▸ **Data to process**
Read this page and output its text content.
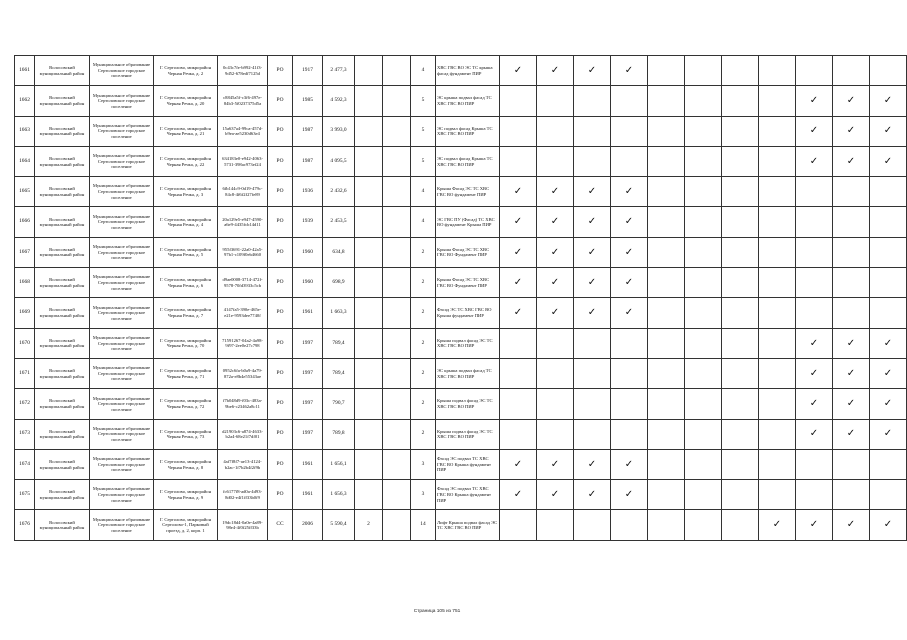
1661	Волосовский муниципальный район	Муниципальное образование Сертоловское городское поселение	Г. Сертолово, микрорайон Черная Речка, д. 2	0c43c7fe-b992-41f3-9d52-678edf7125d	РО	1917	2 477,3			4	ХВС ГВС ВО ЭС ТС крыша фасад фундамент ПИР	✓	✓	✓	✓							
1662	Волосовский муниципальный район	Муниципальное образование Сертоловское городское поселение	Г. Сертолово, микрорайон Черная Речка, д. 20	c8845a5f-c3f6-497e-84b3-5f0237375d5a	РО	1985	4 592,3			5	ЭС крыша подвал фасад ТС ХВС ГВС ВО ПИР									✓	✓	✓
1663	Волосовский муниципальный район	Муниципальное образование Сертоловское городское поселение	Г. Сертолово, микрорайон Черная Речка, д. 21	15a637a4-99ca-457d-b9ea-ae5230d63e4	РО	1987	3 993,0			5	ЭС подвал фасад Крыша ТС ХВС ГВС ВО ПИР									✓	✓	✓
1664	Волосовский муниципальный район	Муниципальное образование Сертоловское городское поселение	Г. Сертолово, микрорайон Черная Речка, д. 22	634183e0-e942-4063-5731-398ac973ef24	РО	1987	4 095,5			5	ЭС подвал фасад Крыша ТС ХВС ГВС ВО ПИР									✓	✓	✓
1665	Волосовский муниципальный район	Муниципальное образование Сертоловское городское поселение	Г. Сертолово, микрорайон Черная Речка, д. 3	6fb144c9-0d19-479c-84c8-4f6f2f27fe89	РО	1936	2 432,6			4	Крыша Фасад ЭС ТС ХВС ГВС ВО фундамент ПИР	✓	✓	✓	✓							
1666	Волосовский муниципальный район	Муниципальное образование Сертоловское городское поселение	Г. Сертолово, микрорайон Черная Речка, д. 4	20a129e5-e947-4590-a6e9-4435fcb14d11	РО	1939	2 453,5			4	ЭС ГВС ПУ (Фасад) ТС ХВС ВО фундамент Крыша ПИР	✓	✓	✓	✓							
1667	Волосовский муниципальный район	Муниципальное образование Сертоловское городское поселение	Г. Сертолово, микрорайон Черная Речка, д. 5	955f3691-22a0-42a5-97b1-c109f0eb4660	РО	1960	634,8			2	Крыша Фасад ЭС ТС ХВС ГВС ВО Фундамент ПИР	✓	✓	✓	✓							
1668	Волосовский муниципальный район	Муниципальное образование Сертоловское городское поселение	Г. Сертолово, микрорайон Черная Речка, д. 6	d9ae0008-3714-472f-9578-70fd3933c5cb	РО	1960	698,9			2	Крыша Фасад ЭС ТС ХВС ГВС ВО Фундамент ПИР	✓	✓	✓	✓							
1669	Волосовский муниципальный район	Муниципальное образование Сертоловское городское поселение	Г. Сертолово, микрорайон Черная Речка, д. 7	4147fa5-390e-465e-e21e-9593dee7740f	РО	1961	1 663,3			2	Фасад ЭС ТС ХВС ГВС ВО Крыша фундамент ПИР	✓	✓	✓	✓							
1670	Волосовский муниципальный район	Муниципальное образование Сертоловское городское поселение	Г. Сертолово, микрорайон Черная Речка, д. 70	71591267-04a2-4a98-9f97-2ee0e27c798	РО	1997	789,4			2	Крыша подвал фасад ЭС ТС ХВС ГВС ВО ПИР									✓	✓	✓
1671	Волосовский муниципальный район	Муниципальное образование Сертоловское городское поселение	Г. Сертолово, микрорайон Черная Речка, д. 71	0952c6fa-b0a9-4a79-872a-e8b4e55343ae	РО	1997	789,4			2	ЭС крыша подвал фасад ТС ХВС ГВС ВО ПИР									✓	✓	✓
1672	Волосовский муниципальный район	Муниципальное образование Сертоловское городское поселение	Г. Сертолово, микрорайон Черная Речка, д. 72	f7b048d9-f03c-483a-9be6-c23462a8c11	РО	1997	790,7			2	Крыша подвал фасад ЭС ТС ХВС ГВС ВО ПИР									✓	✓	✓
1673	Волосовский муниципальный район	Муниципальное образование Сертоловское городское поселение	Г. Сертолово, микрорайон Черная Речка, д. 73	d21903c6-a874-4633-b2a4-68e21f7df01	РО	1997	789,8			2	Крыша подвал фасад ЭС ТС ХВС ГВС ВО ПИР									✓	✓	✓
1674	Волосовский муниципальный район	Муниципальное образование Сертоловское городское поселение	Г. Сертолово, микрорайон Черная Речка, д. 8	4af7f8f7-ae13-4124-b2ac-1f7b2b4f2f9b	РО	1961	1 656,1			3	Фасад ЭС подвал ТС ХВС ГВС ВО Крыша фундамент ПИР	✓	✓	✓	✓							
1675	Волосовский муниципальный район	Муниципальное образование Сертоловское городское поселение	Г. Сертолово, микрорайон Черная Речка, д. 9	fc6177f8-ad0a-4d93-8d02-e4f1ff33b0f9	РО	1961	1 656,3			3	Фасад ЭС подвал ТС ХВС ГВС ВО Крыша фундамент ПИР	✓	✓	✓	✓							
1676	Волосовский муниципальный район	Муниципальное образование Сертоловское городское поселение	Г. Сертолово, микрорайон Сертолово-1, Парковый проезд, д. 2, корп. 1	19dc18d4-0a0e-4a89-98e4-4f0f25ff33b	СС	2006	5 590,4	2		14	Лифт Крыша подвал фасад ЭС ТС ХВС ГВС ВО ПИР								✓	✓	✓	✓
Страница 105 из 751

▸ **What needs to be done**
Each entry above should be reproduced exactly, with the pictures removed.

▸ **Output**
Read this page and output its text content.
1661	Волосовский муниципальный район	Муниципальное образование Сертоловское городское поселение	Г. Сертолово, микрорайон Черная Речка, д. 2	0c43c7fe-b992-41f3-9d52-678edf7125d	РО	1917	2 477,3			4	ХВС ГВС ВО ЭС ТС крыша фасад фундамент ПИР	✓	✓	✓	✓							
1662	Волосовский муниципальный район	Муниципальное образование Сертоловское городское поселение	Г. Сертолово, микрорайон Черная Речка, д. 20	c8845a5f-c3f6-497e-84b3-5f0237375d5a	РО	1985	4 592,3			5	ЭС крыша подвал фасад ТС ХВС ГВС ВО ПИР									✓	✓	✓
1663	Волосовский муниципальный район	Муниципальное образование Сертоловское городское поселение	Г. Сертолово, микрорайон Черная Речка, д. 21	15a637a4-99ca-457d-b9ea-ae5230d63e4	РО	1987	3 993,0			5	ЭС подвал фасад Крыша ТС ХВС ГВС ВО ПИР									✓	✓	✓
1664	Волосовский муниципальный район	Муниципальное образование Сертоловское городское поселение	Г. Сертолово, микрорайон Черная Речка, д. 22	634183e0-e942-4063-5731-398ac973ef24	РО	1987	4 095,5			5	ЭС подвал фасад Крыша ТС ХВС ГВС ВО ПИР									✓	✓	✓
1665	Волосовский муниципальный район	Муниципальное образование Сертоловское городское поселение	Г. Сертолово, микрорайон Черная Речка, д. 3	6fb144c9-0d19-479c-84c8-4f6f2f27fe89	РО	1936	2 432,6			4	Крыша Фасад ЭС ТС ХВС ГВС ВО фундамент ПИР	✓	✓	✓	✓							
1666	Волосовский муниципальный район	Муниципальное образование Сертоловское городское поселение	Г. Сертолово, микрорайон Черная Речка, д. 4	20a129e5-e947-4590-a6e9-4435fcb14d11	РО	1939	2 453,5			4	ЭС ГВС ПУ (Фасад) ТС ХВС ВО фундамент Крыша ПИР	✓	✓	✓	✓							
1667	Волосовский муниципальный район	Муниципальное образование Сертоловское городское поселение	Г. Сертолово, микрорайон Черная Речка, д. 5	955f3691-22a0-42a5-97b1-c109f0eb4660	РО	1960	634,8			2	Крыша Фасад ЭС ТС ХВС ГВС ВО Фундамент ПИР	✓	✓	✓	✓							
1668	Волосовский муниципальный район	Муниципальное образование Сертоловское городское поселение	Г. Сертолово, микрорайон Черная Речка, д. 6	d9ae0008-3714-472f-9578-70fd3933c5cb	РО	1960	698,9			2	Крыша Фасад ЭС ТС ХВС ГВС ВО Фундамент ПИР	✓	✓	✓	✓							
1669	Волосовский муниципальный район	Муниципальное образование Сертоловское городское поселение	Г. Сертолово, микрорайон Черная Речка, д. 7	4147fa5-390e-465e-e21e-9593dee7740f	РО	1961	1 663,3			2	Фасад ЭС ТС ХВС ГВС ВО Крыша фундамент ПИР	✓	✓	✓	✓							
1670	Волосовский муниципальный район	Муниципальное образование Сертоловское городское поселение	Г. Сертолово, микрорайон Черная Речка, д. 70	71591267-04a2-4a98-9f97-2ee0e27c798	РО	1997	789,4			2	Крыша подвал фасад ЭС ТС ХВС ГВС ВО ПИР									✓	✓	✓
1671	Волосовский муниципальный район	Муниципальное образование Сертоловское городское поселение	Г. Сертолово, микрорайон Черная Речка, д. 71	0952c6fa-b0a9-4a79-872a-e8b4e55343ae	РО	1997	789,4			2	ЭС крыша подвал фасад ТС ХВС ГВС ВО ПИР									✓	✓	✓
1672	Волосовский муниципальный район	Муниципальное образование Сертоловское городское поселение	Г. Сертолово, микрорайон Черная Речка, д. 72	f7b048d9-f03c-483a-9be6-c23462a8c11	РО	1997	790,7			2	Крыша подвал фасад ЭС ТС ХВС ГВС ВО ПИР									✓	✓	✓
1673	Волосовский муниципальный район	Муниципальное образование Сертоловское городское поселение	Г. Сертолово, микрорайон Черная Речка, д. 73	d21903c6-a874-4633-b2a4-68e21f7df01	РО	1997	789,8			2	Крыша подвал фасад ЭС ТС ХВС ГВС ВО ПИР									✓	✓	✓
1674	Волосовский муниципальный район	Муниципальное образование Сертоловское городское поселение	Г. Сертолово, микрорайон Черная Речка, д. 8	4af7f8f7-ae13-4124-b2ac-1f7b2b4f2f9b	РО	1961	1 656,1			3	Фасад ЭС подвал ТС ХВС ГВС ВО Крыша фундамент ПИР	✓	✓	✓	✓							
1675	Волосовский муниципальный район	Муниципальное образование Сертоловское городское поселение	Г. Сертолово, микрорайон Черная Речка, д. 9	fc6177f8-ad0a-4d93-8d02-e4f1ff33b0f9	РО	1961	1 656,3			3	Фасад ЭС подвал ТС ХВС ГВС ВО Крыша фундамент ПИР	✓	✓	✓	✓							
1676	Волосовский муниципальный район	Муниципальное образование Сертоловское городское поселение	Г. Сертолово, микрорайон Сертолово-1, Парковый проезд, д. 2, корп. 1	19dc18d4-0a0e-4a89-98e4-4f0f25ff33b	СС	2006	5 590,4	2		14	Лифт Крыша подвал фасад ЭС ТС ХВС ГВС ВО ПИР								✓	✓	✓	✓
Страница 105 из 751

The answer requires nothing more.